Directions - Leaving out all pictures, transcribe exactly the lines between the line with "What text is on this page?" and the last line of the records below, both included.

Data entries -
------------------------
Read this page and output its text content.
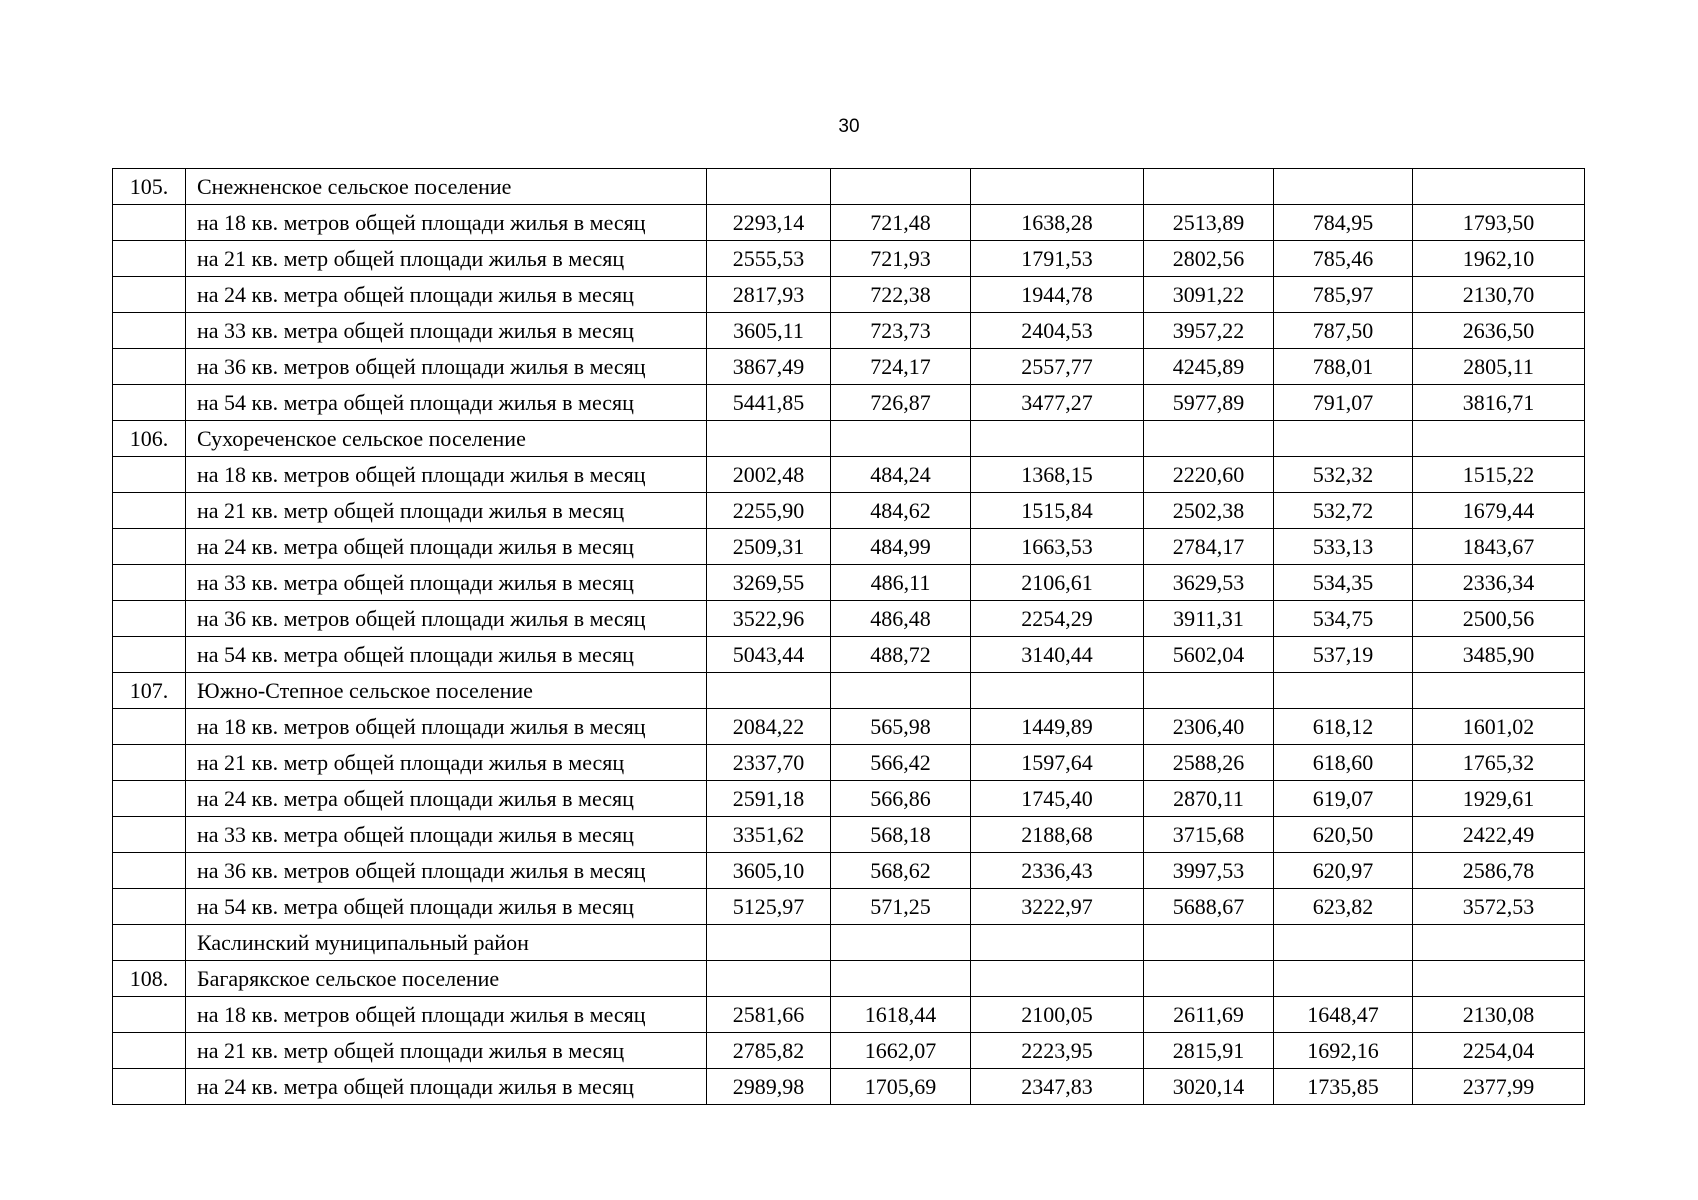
30
105.	Снежненское сельское поселение						
	на 18 кв. метров общей площади жилья в месяц	2293,14	721,48	1638,28	2513,89	784,95	1793,50
	на 21 кв. метр общей площади жилья в месяц	2555,53	721,93	1791,53	2802,56	785,46	1962,10
	на 24 кв. метра общей площади жилья в месяц	2817,93	722,38	1944,78	3091,22	785,97	2130,70
	на 33 кв. метра общей площади жилья в месяц	3605,11	723,73	2404,53	3957,22	787,50	2636,50
	на 36 кв. метров общей площади жилья в месяц	3867,49	724,17	2557,77	4245,89	788,01	2805,11
	на 54 кв. метра общей площади жилья в месяц	5441,85	726,87	3477,27	5977,89	791,07	3816,71
106.	Сухореченское сельское поселение						
	на 18 кв. метров общей площади жилья в месяц	2002,48	484,24	1368,15	2220,60	532,32	1515,22
	на 21 кв. метр общей площади жилья в месяц	2255,90	484,62	1515,84	2502,38	532,72	1679,44
	на 24 кв. метра общей площади жилья в месяц	2509,31	484,99	1663,53	2784,17	533,13	1843,67
	на 33 кв. метра общей площади жилья в месяц	3269,55	486,11	2106,61	3629,53	534,35	2336,34
	на 36 кв. метров общей площади жилья в месяц	3522,96	486,48	2254,29	3911,31	534,75	2500,56
	на 54 кв. метра общей площади жилья в месяц	5043,44	488,72	3140,44	5602,04	537,19	3485,90
107.	Южно-Степное сельское поселение						
	на 18 кв. метров общей площади жилья в месяц	2084,22	565,98	1449,89	2306,40	618,12	1601,02
	на 21 кв. метр общей площади жилья в месяц	2337,70	566,42	1597,64	2588,26	618,60	1765,32
	на 24 кв. метра общей площади жилья в месяц	2591,18	566,86	1745,40	2870,11	619,07	1929,61
	на 33 кв. метра общей площади жилья в месяц	3351,62	568,18	2188,68	3715,68	620,50	2422,49
	на 36 кв. метров общей площади жилья в месяц	3605,10	568,62	2336,43	3997,53	620,97	2586,78
	на 54 кв. метра общей площади жилья в месяц	5125,97	571,25	3222,97	5688,67	623,82	3572,53
	Каслинский муниципальный район						
108.	Багарякское сельское поселение						
	на 18 кв. метров общей площади жилья в месяц	2581,66	1618,44	2100,05	2611,69	1648,47	2130,08
	на 21 кв. метр общей площади жилья в месяц	2785,82	1662,07	2223,95	2815,91	1692,16	2254,04
	на 24 кв. метра общей площади жилья в месяц	2989,98	1705,69	2347,83	3020,14	1735,85	2377,99
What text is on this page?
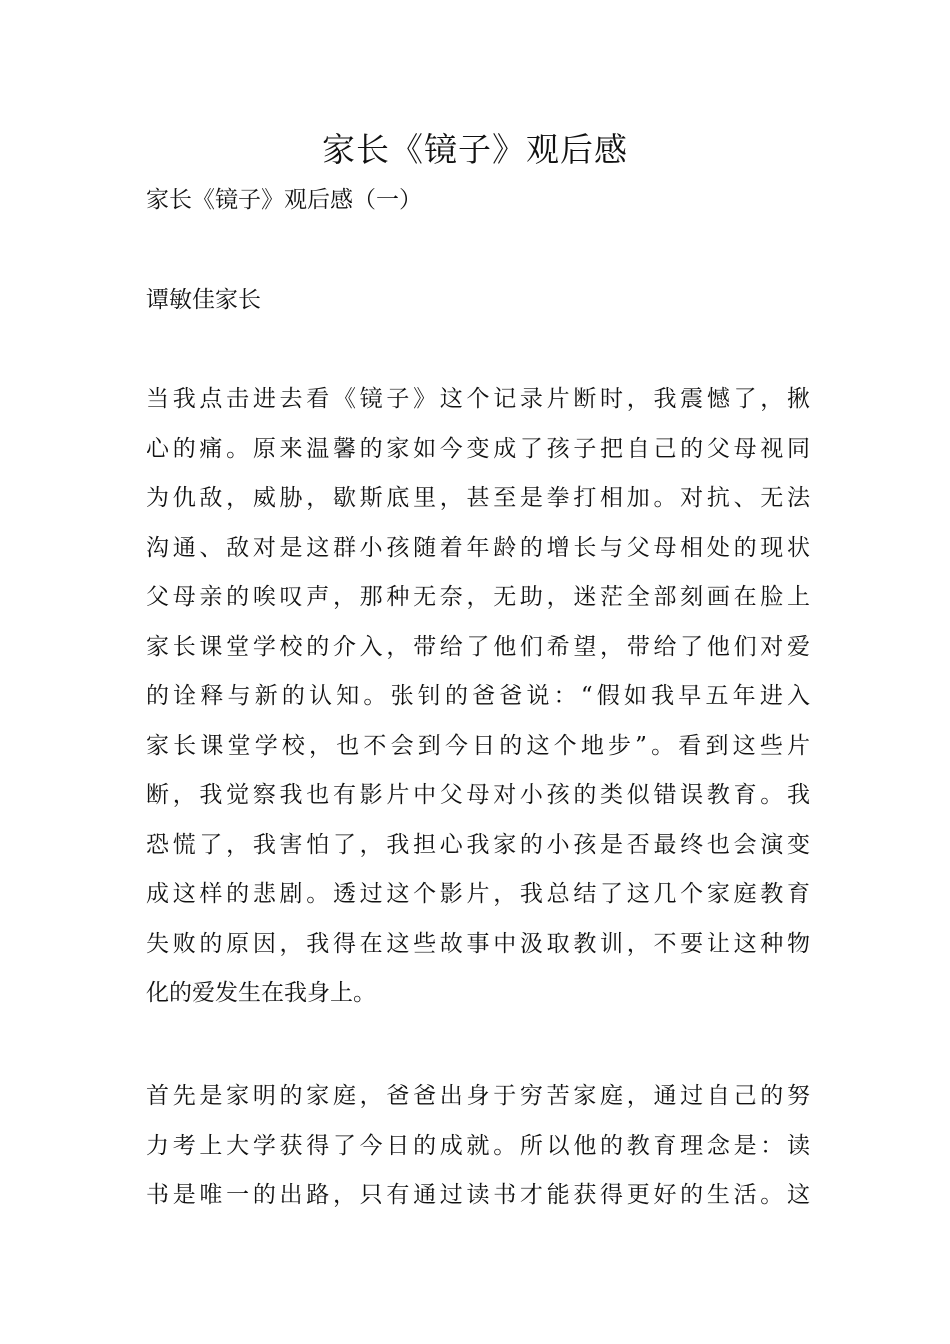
家长《镜子》观后感

家长《镜子》观后感（一）

谭敏佳家长

当我点击进去看《镜子》这个记录片断时，我震憾了，揪
心的痛。原来温馨的家如今变成了孩子把自己的父母视同
为仇敌，威胁，歇斯底里，甚至是拳打相加。对抗、无法
沟通、敌对是这群小孩随着年龄的增长与父母相处的现状
父母亲的唉叹声，那种无奈，无助，迷茫全部刻画在脸上
家长课堂学校的介入，带给了他们希望，带给了他们对爱
的诠释与新的认知。张钊的爸爸说：“假如我早五年进入
家长课堂学校，也不会到今日的这个地步”。看到这些片
断，我觉察我也有影片中父母对小孩的类似错误教育。我
恐慌了，我害怕了，我担心我家的小孩是否最终也会演变
成这样的悲剧。透过这个影片，我总结了这几个家庭教育
失败的原因，我得在这些故事中汲取教训，不要让这种物
化的爱发生在我身上。
首先是家明的家庭，爸爸出身于穷苦家庭，通过自己的努
力考上大学获得了今日的成就。所以他的教育理念是：读
书是唯一的出路，只有通过读书才能获得更好的生活。这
------------------------
Solution for this problem -
What text is on this page?
家长《镜子》观后感

家长《镜子》观后感（一）

谭敏佳家长

当我点击进去看《镜子》这个记录片断时，我震憾了，揪
心的痛。原来温馨的家如今变成了孩子把自己的父母视同
为仇敌，威胁，歇斯底里，甚至是拳打相加。对抗、无法
沟通、敌对是这群小孩随着年龄的增长与父母相处的现状
父母亲的唉叹声，那种无奈，无助，迷茫全部刻画在脸上
家长课堂学校的介入，带给了他们希望，带给了他们对爱
的诠释与新的认知。张钊的爸爸说：“假如我早五年进入
家长课堂学校，也不会到今日的这个地步”。看到这些片
断，我觉察我也有影片中父母对小孩的类似错误教育。我
恐慌了，我害怕了，我担心我家的小孩是否最终也会演变
成这样的悲剧。透过这个影片，我总结了这几个家庭教育
失败的原因，我得在这些故事中汲取教训，不要让这种物
化的爱发生在我身上。
首先是家明的家庭，爸爸出身于穷苦家庭，通过自己的努
力考上大学获得了今日的成就。所以他的教育理念是：读
书是唯一的出路，只有通过读书才能获得更好的生活。这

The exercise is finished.